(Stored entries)
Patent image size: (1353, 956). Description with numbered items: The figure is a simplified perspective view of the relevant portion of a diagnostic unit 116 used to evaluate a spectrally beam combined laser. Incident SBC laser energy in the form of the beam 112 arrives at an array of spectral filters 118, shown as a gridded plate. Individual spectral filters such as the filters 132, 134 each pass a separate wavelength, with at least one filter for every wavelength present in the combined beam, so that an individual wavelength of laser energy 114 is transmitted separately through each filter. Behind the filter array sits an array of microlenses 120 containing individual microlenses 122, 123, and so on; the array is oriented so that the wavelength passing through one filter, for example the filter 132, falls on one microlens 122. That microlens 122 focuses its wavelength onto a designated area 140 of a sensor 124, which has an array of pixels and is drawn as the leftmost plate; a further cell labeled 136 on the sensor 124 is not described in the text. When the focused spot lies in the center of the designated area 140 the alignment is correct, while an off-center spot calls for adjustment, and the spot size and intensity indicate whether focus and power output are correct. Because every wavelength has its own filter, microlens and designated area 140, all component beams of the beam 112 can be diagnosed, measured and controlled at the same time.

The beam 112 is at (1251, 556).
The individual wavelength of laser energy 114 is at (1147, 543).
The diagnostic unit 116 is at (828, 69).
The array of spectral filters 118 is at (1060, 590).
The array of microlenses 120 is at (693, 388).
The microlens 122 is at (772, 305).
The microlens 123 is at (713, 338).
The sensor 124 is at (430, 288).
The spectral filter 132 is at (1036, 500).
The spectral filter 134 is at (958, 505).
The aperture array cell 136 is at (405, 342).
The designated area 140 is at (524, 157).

Description of the task: Pull out each line from the listings above that contains the word "wavelength", copying every such line in full.

Complete response:
Patent image size: (1353, 956). Description with numbered items: The figure is a simplified perspective view of the relevant portion of a diagnostic unit 116 used to evaluate a spectrally beam combined laser. Incident SBC laser energy in the form of the beam 112 arrives at an array of spectral filters 118, shown as a gridded plate. Individual spectral filters such as the filters 132, 134 each pass a separate wavelength, with at least one filter for every wavelength present in the combined beam, so that an individual wavelength of laser energy 114 is transmitted separately through each filter. Behind the filter array sits an array of microlenses 120 containing individual microlenses 122, 123, and so on; the array is oriented so that the wavelength passing through one filter, for example the filter 132, falls on one microlens 122. That microlens 122 focuses its wavelength onto a designated area 140 of a sensor 124, which has an array of pixels and is drawn as the leftmost plate; a further cell labeled 136 on the sensor 124 is not described in the text. When the focused spot lies in the center of the designated area 140 the alignment is correct, while an off-center spot calls for adjustment, and the spot size and intensity indicate whether focus and power output are correct. Because every wavelength has its own filter, microlens and designated area 140, all component beams of the beam 112 can be diagnosed, measured and controlled at the same time.
The individual wavelength of laser energy 114 is at (1147, 543).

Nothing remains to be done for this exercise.